■ DIRECTIONS ■
Reproduce the listing word for word. Skip any image.

■ DATA SHOWN ■
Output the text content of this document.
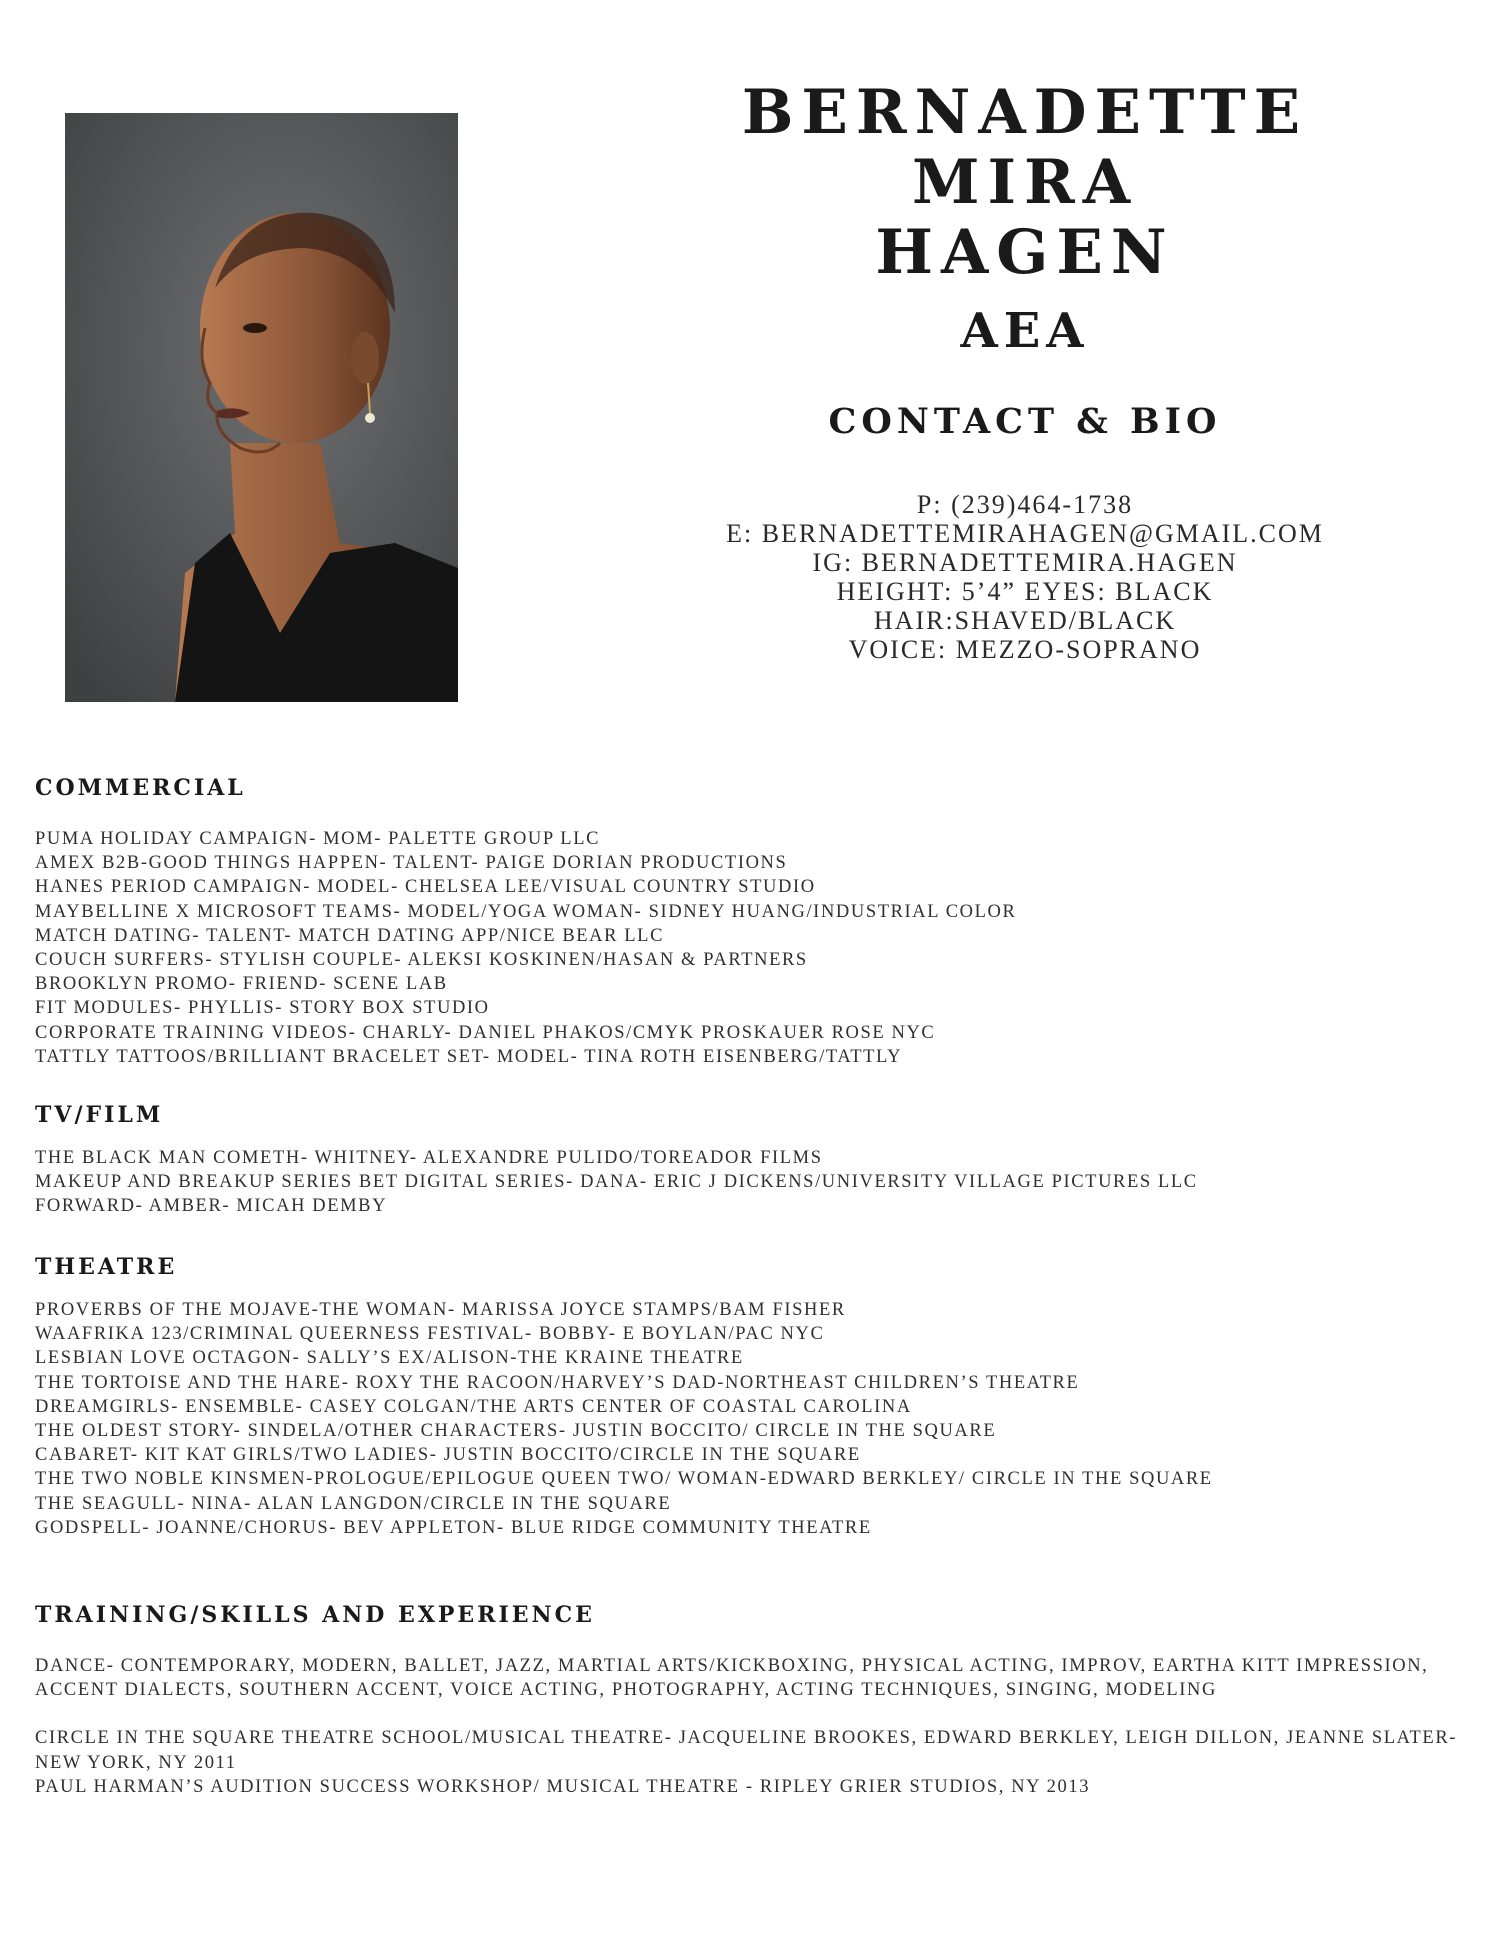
BERNADETTE MIRA
HAGEN
AEA
CONTACT & BIO
P: (239)464-1738
E: BERNADETTEMIRAHAGEN@GMAIL.COM
IG: BERNADETTEMIRA.HAGEN
HEIGHT: 5’4” EYES: BLACK
HAIR:SHAVED/BLACK
VOICE: MEZZO-SOPRANO
COMMERCIAL
PUMA HOLIDAY CAMPAIGN- MOM- PALETTE GROUP LLC
AMEX B2B-GOOD THINGS HAPPEN- TALENT- PAIGE DORIAN PRODUCTIONS
HANES PERIOD CAMPAIGN- MODEL- CHELSEA LEE/VISUAL COUNTRY STUDIO
MAYBELLINE X MICROSOFT TEAMS- MODEL/YOGA WOMAN- SIDNEY HUANG/INDUSTRIAL COLOR
MATCH DATING- TALENT- MATCH DATING APP/NICE BEAR LLC
COUCH SURFERS- STYLISH COUPLE- ALEKSI KOSKINEN/HASAN & PARTNERS
BROOKLYN PROMO- FRIEND- SCENE LAB
FIT MODULES- PHYLLIS- STORY BOX STUDIO
CORPORATE TRAINING VIDEOS- CHARLY- DANIEL PHAKOS/CMYK PROSKAUER ROSE NYC
TATTLY TATTOOS/BRILLIANT BRACELET SET- MODEL- TINA ROTH EISENBERG/TATTLY
TV/FILM
THE BLACK MAN COMETH- WHITNEY- ALEXANDRE PULIDO/TOREADOR FILMS
MAKEUP AND BREAKUP SERIES BET DIGITAL SERIES- DANA- ERIC J DICKENS/UNIVERSITY VILLAGE PICTURES LLC
FORWARD- AMBER- MICAH DEMBY
THEATRE
PROVERBS OF THE MOJAVE-THE WOMAN- MARISSA JOYCE STAMPS/BAM FISHER
WAAFRIKA 123/CRIMINAL QUEERNESS FESTIVAL- BOBBY- E BOYLAN/PAC NYC
LESBIAN LOVE OCTAGON- SALLY’S EX/ALISON-THE KRAINE THEATRE
THE TORTOISE AND THE HARE- ROXY THE RACOON/HARVEY’S DAD-NORTHEAST CHILDREN’S THEATRE
DREAMGIRLS- ENSEMBLE- CASEY COLGAN/THE ARTS CENTER OF COASTAL CAROLINA
THE OLDEST STORY- SINDELA/OTHER CHARACTERS- JUSTIN BOCCITO/ CIRCLE IN THE SQUARE
CABARET- KIT KAT GIRLS/TWO LADIES- JUSTIN BOCCITO/CIRCLE IN THE SQUARE
THE TWO NOBLE KINSMEN-PROLOGUE/EPILOGUE QUEEN TWO/ WOMAN-EDWARD BERKLEY/ CIRCLE IN THE SQUARE
THE SEAGULL- NINA- ALAN LANGDON/CIRCLE IN THE SQUARE
GODSPELL- JOANNE/CHORUS- BEV APPLETON- BLUE RIDGE COMMUNITY THEATRE
TRAINING/SKILLS AND EXPERIENCE
DANCE- CONTEMPORARY, MODERN, BALLET, JAZZ, MARTIAL ARTS/KICKBOXING, PHYSICAL ACTING, IMPROV, EARTHA KITT IMPRESSION, ACCENT DIALECTS, SOUTHERN ACCENT, VOICE ACTING, PHOTOGRAPHY, ACTING TECHNIQUES, SINGING, MODELING
CIRCLE IN THE SQUARE THEATRE SCHOOL/MUSICAL THEATRE- JACQUELINE BROOKES, EDWARD BERKLEY, LEIGH DILLON, JEANNE SLATER- NEW YORK, NY 2011
PAUL HARMAN’S AUDITION SUCCESS WORKSHOP/ MUSICAL THEATRE - RIPLEY GRIER STUDIOS, NY 2013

■ THE REPLY ■
Output the text content of this document.
BERNADETTE MIRA
HAGEN
AEA
CONTACT & BIO
P: (239)464-1738
E: BERNADETTEMIRAHAGEN@GMAIL.COM
IG: BERNADETTEMIRA.HAGEN
HEIGHT: 5’4” EYES: BLACK
HAIR:SHAVED/BLACK
VOICE: MEZZO-SOPRANO
COMMERCIAL
PUMA HOLIDAY CAMPAIGN- MOM- PALETTE GROUP LLC
AMEX B2B-GOOD THINGS HAPPEN- TALENT- PAIGE DORIAN PRODUCTIONS
HANES PERIOD CAMPAIGN- MODEL- CHELSEA LEE/VISUAL COUNTRY STUDIO
MAYBELLINE X MICROSOFT TEAMS- MODEL/YOGA WOMAN- SIDNEY HUANG/INDUSTRIAL COLOR
MATCH DATING- TALENT- MATCH DATING APP/NICE BEAR LLC
COUCH SURFERS- STYLISH COUPLE- ALEKSI KOSKINEN/HASAN & PARTNERS
BROOKLYN PROMO- FRIEND- SCENE LAB
FIT MODULES- PHYLLIS- STORY BOX STUDIO
CORPORATE TRAINING VIDEOS- CHARLY- DANIEL PHAKOS/CMYK PROSKAUER ROSE NYC
TATTLY TATTOOS/BRILLIANT BRACELET SET- MODEL- TINA ROTH EISENBERG/TATTLY
TV/FILM
THE BLACK MAN COMETH- WHITNEY- ALEXANDRE PULIDO/TOREADOR FILMS
MAKEUP AND BREAKUP SERIES BET DIGITAL SERIES- DANA- ERIC J DICKENS/UNIVERSITY VILLAGE PICTURES LLC
FORWARD- AMBER- MICAH DEMBY
THEATRE
PROVERBS OF THE MOJAVE-THE WOMAN- MARISSA JOYCE STAMPS/BAM FISHER
WAAFRIKA 123/CRIMINAL QUEERNESS FESTIVAL- BOBBY- E BOYLAN/PAC NYC
LESBIAN LOVE OCTAGON- SALLY’S EX/ALISON-THE KRAINE THEATRE
THE TORTOISE AND THE HARE- ROXY THE RACOON/HARVEY’S DAD-NORTHEAST CHILDREN’S THEATRE
DREAMGIRLS- ENSEMBLE- CASEY COLGAN/THE ARTS CENTER OF COASTAL CAROLINA
THE OLDEST STORY- SINDELA/OTHER CHARACTERS- JUSTIN BOCCITO/ CIRCLE IN THE SQUARE
CABARET- KIT KAT GIRLS/TWO LADIES- JUSTIN BOCCITO/CIRCLE IN THE SQUARE
THE TWO NOBLE KINSMEN-PROLOGUE/EPILOGUE QUEEN TWO/ WOMAN-EDWARD BERKLEY/ CIRCLE IN THE SQUARE
THE SEAGULL- NINA- ALAN LANGDON/CIRCLE IN THE SQUARE
GODSPELL- JOANNE/CHORUS- BEV APPLETON- BLUE RIDGE COMMUNITY THEATRE
TRAINING/SKILLS AND EXPERIENCE
DANCE- CONTEMPORARY, MODERN, BALLET, JAZZ, MARTIAL ARTS/KICKBOXING, PHYSICAL ACTING, IMPROV, EARTHA KITT IMPRESSION, ACCENT DIALECTS, SOUTHERN ACCENT, VOICE ACTING, PHOTOGRAPHY, ACTING TECHNIQUES, SINGING, MODELING
CIRCLE IN THE SQUARE THEATRE SCHOOL/MUSICAL THEATRE- JACQUELINE BROOKES, EDWARD BERKLEY, LEIGH DILLON, JEANNE SLATER- NEW YORK, NY 2011
PAUL HARMAN’S AUDITION SUCCESS WORKSHOP/ MUSICAL THEATRE - RIPLEY GRIER STUDIOS, NY 2013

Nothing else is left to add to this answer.